---------- Given information

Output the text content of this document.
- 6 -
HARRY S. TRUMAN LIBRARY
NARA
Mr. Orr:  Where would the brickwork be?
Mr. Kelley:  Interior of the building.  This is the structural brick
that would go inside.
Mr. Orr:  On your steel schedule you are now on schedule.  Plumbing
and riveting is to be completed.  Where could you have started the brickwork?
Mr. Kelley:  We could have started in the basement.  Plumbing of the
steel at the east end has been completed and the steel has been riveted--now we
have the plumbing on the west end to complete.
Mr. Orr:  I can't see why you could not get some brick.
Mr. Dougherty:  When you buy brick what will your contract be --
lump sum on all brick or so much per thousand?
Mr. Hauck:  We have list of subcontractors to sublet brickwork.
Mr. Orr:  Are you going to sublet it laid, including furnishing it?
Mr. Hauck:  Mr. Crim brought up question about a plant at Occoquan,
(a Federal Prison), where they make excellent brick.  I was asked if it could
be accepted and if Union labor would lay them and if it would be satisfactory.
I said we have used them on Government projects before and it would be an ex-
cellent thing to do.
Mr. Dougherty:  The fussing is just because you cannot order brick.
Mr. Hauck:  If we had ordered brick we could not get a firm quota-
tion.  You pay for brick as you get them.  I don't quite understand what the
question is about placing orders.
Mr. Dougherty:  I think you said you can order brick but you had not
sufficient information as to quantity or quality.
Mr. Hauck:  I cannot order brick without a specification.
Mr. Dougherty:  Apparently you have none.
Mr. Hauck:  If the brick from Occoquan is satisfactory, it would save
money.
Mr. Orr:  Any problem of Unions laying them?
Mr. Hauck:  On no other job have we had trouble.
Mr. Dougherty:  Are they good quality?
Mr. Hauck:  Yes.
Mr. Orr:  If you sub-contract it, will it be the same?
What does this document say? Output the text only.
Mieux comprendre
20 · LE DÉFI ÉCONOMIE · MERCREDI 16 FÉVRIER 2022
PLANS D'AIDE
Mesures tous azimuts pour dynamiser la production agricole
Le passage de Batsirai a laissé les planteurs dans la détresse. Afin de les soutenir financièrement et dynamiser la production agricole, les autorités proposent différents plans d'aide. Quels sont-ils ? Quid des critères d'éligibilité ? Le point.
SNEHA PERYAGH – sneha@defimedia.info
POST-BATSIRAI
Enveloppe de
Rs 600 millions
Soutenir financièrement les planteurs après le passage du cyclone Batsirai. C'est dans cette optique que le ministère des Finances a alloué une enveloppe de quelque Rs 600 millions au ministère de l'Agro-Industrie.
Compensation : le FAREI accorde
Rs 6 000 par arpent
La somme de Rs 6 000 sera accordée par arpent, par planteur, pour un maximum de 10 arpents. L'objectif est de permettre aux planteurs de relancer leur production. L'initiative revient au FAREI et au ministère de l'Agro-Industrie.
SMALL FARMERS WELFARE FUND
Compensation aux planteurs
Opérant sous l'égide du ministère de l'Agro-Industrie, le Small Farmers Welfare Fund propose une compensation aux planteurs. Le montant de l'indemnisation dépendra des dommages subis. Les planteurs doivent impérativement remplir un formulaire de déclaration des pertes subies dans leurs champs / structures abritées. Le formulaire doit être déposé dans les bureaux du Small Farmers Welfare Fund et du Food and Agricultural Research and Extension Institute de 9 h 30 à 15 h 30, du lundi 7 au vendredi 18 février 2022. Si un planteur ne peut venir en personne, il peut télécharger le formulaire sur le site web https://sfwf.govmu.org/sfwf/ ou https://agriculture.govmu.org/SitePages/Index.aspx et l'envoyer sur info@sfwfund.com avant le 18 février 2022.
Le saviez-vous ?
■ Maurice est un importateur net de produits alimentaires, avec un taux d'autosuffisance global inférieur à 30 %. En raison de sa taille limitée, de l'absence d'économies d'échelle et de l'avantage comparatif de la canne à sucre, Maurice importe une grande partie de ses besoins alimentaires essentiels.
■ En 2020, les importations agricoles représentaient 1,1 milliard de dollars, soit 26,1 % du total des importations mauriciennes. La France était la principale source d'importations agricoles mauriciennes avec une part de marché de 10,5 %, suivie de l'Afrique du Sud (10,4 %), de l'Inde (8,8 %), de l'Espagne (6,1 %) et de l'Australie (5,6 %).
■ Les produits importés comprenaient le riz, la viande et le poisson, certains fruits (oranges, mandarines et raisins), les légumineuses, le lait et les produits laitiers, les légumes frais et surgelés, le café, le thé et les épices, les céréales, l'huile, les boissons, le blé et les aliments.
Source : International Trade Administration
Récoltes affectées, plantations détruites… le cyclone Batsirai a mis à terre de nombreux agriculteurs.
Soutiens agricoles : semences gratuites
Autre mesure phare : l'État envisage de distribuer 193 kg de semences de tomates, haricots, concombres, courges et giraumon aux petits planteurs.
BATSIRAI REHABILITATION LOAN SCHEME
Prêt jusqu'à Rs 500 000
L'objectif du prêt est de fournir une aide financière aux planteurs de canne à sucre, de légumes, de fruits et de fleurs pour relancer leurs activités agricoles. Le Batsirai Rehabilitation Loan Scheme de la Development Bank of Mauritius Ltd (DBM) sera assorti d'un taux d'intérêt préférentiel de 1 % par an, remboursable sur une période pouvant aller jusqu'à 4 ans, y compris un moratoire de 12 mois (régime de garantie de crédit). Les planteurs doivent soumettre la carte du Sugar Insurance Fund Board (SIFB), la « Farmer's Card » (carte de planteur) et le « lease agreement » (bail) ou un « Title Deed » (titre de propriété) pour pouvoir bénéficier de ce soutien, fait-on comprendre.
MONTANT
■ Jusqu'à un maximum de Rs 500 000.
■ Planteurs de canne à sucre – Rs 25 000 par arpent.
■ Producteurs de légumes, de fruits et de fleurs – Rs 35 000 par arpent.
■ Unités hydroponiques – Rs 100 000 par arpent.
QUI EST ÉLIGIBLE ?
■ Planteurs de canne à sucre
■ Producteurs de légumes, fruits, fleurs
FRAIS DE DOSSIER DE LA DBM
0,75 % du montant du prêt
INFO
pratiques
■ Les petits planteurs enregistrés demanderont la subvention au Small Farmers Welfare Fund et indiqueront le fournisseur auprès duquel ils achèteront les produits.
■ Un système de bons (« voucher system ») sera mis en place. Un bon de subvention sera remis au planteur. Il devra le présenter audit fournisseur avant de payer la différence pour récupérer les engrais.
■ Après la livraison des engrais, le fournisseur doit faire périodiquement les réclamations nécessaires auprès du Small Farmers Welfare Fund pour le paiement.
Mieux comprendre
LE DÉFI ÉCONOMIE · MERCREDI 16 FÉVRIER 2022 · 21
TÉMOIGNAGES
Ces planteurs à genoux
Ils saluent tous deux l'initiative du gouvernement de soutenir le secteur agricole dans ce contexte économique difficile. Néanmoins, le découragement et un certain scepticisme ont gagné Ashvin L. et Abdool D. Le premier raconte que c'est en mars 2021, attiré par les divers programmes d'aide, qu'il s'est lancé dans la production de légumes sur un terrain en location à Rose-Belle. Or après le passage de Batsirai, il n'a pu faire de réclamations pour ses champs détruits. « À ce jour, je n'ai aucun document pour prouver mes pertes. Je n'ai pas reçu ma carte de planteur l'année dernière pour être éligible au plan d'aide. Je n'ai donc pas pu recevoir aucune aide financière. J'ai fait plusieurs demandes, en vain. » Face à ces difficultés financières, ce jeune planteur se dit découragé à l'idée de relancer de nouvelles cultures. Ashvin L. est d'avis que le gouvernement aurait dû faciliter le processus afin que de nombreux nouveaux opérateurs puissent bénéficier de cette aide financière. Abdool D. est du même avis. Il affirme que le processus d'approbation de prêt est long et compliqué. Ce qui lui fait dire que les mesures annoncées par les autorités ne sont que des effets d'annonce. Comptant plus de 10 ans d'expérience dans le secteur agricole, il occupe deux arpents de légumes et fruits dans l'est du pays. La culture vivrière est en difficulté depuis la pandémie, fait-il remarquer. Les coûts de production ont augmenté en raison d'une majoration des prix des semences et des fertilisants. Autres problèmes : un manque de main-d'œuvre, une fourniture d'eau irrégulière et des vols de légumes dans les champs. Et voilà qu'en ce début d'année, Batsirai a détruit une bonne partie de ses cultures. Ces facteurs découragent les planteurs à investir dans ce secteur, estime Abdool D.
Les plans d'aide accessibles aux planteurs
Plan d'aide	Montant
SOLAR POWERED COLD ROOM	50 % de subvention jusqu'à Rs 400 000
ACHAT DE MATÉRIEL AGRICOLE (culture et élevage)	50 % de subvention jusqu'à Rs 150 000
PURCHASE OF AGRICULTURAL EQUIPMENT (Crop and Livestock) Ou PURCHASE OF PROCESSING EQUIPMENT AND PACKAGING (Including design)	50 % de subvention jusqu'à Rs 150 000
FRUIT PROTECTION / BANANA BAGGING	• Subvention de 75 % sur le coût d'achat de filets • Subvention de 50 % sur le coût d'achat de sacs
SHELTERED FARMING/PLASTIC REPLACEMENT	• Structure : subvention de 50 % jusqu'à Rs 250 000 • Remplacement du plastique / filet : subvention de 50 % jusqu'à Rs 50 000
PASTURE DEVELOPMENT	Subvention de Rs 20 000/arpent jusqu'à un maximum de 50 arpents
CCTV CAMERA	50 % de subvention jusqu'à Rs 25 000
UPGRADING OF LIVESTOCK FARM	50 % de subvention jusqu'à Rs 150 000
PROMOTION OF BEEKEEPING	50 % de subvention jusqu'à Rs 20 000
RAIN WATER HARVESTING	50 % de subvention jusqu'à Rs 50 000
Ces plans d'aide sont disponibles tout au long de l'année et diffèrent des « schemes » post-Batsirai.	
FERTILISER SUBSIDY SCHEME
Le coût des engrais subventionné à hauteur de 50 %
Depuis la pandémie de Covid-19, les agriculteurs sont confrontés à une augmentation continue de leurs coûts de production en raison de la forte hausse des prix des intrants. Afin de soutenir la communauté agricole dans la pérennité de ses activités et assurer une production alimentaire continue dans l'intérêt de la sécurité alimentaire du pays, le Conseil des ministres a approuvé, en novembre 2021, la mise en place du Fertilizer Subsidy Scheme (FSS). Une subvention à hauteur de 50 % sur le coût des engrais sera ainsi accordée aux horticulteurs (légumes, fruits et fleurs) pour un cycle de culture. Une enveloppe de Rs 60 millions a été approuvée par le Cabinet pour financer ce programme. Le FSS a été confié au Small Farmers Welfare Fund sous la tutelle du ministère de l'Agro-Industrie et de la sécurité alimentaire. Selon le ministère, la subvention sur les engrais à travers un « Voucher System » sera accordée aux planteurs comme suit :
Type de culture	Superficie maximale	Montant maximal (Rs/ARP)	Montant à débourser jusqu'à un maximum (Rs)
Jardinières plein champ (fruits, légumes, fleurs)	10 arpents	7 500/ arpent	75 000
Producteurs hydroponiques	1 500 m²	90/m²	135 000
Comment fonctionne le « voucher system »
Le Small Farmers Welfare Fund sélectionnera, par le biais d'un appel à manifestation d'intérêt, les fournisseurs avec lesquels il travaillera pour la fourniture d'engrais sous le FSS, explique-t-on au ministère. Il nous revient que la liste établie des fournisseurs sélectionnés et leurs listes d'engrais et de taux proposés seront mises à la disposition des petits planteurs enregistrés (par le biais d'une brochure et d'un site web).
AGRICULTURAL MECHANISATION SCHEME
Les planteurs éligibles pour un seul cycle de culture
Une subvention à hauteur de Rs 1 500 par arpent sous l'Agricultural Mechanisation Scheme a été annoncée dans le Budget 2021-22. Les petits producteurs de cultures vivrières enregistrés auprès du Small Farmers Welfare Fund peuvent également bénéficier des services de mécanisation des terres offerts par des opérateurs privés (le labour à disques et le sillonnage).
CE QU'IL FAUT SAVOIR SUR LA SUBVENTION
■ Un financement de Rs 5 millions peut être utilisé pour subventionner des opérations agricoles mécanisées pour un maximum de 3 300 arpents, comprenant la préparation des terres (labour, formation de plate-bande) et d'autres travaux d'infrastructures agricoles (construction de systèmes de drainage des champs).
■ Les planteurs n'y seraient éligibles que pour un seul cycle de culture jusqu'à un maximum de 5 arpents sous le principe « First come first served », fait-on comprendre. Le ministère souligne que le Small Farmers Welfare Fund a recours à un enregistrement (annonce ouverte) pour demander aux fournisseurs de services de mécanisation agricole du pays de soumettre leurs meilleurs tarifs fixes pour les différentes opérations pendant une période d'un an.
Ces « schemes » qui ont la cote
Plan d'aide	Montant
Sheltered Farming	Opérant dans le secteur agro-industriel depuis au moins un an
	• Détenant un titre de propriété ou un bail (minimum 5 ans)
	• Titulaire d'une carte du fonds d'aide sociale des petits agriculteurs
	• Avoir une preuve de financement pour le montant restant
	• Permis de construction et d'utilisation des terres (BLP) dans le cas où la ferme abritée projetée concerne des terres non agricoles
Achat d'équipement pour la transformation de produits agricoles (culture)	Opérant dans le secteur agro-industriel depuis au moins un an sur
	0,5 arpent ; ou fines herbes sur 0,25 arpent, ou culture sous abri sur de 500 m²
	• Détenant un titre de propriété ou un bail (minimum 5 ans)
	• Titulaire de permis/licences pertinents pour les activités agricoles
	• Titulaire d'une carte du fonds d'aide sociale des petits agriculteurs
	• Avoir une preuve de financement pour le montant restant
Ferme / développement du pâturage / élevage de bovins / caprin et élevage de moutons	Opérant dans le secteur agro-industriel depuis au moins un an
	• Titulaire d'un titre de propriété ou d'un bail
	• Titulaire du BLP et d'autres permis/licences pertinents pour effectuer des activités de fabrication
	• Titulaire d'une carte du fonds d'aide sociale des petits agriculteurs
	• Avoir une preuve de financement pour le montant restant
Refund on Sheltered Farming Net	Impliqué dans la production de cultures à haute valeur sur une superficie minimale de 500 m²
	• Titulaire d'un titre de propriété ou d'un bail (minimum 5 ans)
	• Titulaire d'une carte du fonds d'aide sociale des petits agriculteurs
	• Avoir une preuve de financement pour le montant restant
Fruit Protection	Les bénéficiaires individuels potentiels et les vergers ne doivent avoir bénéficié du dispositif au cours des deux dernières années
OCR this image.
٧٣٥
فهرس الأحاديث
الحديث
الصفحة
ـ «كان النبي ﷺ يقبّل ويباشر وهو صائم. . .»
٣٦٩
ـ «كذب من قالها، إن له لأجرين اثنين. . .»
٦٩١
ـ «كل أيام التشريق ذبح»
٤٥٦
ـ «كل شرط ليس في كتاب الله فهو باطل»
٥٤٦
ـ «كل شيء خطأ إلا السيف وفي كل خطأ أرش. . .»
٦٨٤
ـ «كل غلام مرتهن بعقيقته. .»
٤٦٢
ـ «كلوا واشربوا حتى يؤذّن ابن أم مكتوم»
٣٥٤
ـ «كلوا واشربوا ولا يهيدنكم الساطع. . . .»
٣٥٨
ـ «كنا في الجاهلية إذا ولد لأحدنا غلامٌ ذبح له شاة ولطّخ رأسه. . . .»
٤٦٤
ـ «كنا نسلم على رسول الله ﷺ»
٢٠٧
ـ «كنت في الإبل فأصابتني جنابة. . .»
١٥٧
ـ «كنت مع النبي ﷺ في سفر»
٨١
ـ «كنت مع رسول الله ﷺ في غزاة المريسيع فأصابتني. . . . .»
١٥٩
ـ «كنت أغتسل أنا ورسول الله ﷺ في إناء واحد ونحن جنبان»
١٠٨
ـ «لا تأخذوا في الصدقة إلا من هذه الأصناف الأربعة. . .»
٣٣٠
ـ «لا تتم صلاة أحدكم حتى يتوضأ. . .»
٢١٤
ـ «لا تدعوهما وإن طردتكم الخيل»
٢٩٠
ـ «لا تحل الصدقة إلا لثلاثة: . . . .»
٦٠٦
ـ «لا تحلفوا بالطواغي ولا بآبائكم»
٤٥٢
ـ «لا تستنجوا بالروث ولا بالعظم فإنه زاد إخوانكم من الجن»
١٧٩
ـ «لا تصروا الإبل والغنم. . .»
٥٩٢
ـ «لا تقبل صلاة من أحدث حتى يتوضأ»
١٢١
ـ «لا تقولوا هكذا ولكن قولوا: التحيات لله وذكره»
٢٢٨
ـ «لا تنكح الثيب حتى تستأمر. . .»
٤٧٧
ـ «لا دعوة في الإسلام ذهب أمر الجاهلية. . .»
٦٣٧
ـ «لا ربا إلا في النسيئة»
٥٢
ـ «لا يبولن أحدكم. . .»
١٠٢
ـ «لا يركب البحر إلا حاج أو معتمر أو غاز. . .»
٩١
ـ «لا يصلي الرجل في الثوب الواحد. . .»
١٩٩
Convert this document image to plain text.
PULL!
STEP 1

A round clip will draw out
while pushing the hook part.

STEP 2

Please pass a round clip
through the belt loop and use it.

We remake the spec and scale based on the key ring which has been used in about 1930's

--------------------

*Given request*. Report each line of the material above where the word "will" appears.

*Final answer*.
Mr. Dougherty:  When you buy brick what will your contract be --
Mr. Orr:  If you sub-contract it, will it be the same?
A round clip will draw out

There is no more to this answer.